Short task: Repeat the rows from the very first line up to and including the line with "score-cell[interactable] — [1069, 1223, 1200, 1278]".

## START Dataset content

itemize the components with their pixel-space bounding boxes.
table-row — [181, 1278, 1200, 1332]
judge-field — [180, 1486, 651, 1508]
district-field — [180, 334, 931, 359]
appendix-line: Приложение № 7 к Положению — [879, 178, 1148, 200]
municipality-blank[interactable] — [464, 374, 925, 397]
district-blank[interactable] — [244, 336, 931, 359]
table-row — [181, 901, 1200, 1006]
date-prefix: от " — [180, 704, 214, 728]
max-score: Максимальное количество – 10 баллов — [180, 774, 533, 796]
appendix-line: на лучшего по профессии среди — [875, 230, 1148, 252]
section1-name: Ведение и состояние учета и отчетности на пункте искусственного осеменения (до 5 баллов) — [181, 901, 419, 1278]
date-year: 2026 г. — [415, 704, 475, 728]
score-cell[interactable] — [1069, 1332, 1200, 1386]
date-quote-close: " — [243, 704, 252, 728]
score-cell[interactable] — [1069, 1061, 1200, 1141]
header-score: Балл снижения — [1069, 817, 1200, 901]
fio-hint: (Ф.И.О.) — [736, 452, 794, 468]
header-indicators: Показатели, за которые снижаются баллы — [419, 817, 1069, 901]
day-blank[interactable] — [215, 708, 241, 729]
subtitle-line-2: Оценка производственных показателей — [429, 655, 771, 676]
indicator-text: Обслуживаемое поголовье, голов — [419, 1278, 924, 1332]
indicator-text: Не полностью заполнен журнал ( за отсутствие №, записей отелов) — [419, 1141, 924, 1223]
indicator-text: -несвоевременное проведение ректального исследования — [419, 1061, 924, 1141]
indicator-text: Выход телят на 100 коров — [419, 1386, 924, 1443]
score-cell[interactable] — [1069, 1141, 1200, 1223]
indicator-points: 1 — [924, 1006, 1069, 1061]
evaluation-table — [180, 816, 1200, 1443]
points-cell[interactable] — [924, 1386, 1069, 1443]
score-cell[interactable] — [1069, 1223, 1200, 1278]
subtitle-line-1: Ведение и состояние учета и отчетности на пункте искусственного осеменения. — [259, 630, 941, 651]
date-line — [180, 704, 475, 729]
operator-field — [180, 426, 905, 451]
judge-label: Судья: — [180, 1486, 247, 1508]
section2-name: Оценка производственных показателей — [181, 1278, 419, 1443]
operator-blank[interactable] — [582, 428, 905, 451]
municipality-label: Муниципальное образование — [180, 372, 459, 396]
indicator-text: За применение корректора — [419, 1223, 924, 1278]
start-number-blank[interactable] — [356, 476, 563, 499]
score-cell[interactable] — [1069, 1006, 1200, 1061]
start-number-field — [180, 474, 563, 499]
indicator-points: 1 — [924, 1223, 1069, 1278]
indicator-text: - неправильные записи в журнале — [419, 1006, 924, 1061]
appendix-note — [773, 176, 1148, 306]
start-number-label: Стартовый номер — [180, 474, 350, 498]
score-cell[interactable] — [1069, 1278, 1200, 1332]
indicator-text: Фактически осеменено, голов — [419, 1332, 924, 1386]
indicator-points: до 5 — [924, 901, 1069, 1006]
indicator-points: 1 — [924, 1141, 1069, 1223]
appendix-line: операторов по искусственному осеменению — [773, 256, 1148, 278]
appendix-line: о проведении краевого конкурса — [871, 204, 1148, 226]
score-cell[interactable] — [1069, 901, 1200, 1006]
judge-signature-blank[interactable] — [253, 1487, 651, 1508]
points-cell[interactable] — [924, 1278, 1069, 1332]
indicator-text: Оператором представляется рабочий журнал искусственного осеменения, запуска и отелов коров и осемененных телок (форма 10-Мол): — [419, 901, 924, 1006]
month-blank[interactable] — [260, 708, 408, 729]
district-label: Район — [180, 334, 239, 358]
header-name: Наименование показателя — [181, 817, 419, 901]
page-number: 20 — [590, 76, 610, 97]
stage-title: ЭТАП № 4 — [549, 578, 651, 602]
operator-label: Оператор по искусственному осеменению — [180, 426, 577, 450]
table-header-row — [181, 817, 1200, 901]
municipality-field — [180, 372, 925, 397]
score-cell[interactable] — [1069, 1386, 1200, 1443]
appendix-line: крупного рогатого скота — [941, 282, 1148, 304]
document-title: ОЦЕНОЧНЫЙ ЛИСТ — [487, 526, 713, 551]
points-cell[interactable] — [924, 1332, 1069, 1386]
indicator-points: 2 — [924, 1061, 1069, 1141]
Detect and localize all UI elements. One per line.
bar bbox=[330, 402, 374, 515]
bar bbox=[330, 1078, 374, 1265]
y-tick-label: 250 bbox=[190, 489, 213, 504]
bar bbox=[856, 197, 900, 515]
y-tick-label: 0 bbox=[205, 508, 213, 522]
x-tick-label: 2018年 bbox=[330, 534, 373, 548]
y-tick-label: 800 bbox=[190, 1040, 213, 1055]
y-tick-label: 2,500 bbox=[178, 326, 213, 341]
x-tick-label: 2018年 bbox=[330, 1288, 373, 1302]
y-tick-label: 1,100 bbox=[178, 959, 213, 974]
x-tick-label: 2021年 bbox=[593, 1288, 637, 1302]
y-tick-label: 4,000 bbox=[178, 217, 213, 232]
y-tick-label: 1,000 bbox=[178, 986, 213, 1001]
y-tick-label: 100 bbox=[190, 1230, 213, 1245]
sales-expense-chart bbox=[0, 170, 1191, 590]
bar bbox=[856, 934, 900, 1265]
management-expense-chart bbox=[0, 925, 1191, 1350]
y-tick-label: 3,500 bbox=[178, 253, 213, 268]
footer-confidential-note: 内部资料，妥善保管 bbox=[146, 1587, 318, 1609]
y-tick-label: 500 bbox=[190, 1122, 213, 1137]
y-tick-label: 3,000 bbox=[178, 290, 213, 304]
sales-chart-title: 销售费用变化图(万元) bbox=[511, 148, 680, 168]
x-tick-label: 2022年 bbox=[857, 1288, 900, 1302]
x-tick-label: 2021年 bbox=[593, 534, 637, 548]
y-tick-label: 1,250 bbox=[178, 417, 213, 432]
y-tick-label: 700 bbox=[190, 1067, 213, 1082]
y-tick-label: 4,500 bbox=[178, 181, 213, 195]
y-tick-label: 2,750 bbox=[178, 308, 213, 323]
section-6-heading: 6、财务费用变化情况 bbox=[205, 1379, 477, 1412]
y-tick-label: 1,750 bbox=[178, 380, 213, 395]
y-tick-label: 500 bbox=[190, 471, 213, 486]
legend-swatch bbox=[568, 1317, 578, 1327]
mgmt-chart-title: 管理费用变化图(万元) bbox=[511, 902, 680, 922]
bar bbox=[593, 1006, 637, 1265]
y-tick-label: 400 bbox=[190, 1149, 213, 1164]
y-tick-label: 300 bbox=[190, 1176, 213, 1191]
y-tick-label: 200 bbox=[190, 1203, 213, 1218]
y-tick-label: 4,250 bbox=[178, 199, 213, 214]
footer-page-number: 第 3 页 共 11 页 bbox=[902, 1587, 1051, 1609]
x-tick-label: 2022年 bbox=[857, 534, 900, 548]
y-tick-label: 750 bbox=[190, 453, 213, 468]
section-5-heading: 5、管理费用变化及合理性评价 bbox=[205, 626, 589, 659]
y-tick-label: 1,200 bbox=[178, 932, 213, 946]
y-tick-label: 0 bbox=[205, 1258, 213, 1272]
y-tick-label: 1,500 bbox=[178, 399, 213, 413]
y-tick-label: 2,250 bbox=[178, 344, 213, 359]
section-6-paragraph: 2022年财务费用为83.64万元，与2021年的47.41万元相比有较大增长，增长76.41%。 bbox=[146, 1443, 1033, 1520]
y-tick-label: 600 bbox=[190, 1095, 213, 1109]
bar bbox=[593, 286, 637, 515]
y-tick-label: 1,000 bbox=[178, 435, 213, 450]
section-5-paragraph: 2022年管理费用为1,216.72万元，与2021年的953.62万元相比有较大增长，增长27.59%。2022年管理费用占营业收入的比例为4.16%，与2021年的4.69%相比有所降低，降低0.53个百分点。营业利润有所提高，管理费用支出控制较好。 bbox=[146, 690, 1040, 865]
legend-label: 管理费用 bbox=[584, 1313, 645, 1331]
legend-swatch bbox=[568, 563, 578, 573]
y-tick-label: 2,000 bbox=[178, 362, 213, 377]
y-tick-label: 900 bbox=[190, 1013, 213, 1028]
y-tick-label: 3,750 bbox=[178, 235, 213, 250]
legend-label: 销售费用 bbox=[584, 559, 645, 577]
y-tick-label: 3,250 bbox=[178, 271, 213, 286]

## END Dataset content

Response to the task:
itemize the components with their pixel-space bounding boxes.
table-row — [181, 1278, 1200, 1332]
judge-field — [180, 1486, 651, 1508]
district-field — [180, 334, 931, 359]
appendix-line: Приложение № 7 к Положению — [879, 178, 1148, 200]
municipality-blank[interactable] — [464, 374, 925, 397]
district-blank[interactable] — [244, 336, 931, 359]
table-row — [181, 901, 1200, 1006]
date-prefix: от " — [180, 704, 214, 728]
max-score: Максимальное количество – 10 баллов — [180, 774, 533, 796]
appendix-line: на лучшего по профессии среди — [875, 230, 1148, 252]
section1-name: Ведение и состояние учета и отчетности на пункте искусственного осеменения (до 5 баллов) — [181, 901, 419, 1278]
date-year: 2026 г. — [415, 704, 475, 728]
score-cell[interactable] — [1069, 1332, 1200, 1386]
date-quote-close: " — [243, 704, 252, 728]
score-cell[interactable] — [1069, 1061, 1200, 1141]
header-score: Балл снижения — [1069, 817, 1200, 901]
fio-hint: (Ф.И.О.) — [736, 452, 794, 468]
header-indicators: Показатели, за которые снижаются баллы — [419, 817, 1069, 901]
day-blank[interactable] — [215, 708, 241, 729]
subtitle-line-2: Оценка производственных показателей — [429, 655, 771, 676]
indicator-text: Обслуживаемое поголовье, голов — [419, 1278, 924, 1332]
indicator-text: Не полностью заполнен журнал ( за отсутствие №, записей отелов) — [419, 1141, 924, 1223]
indicator-text: -несвоевременное проведение ректального исследования — [419, 1061, 924, 1141]
indicator-text: Выход телят на 100 коров — [419, 1386, 924, 1443]
score-cell[interactable] — [1069, 1141, 1200, 1223]
indicator-points: 1 — [924, 1006, 1069, 1061]
evaluation-table — [180, 816, 1200, 1443]
points-cell[interactable] — [924, 1386, 1069, 1443]
score-cell[interactable] — [1069, 1223, 1200, 1278]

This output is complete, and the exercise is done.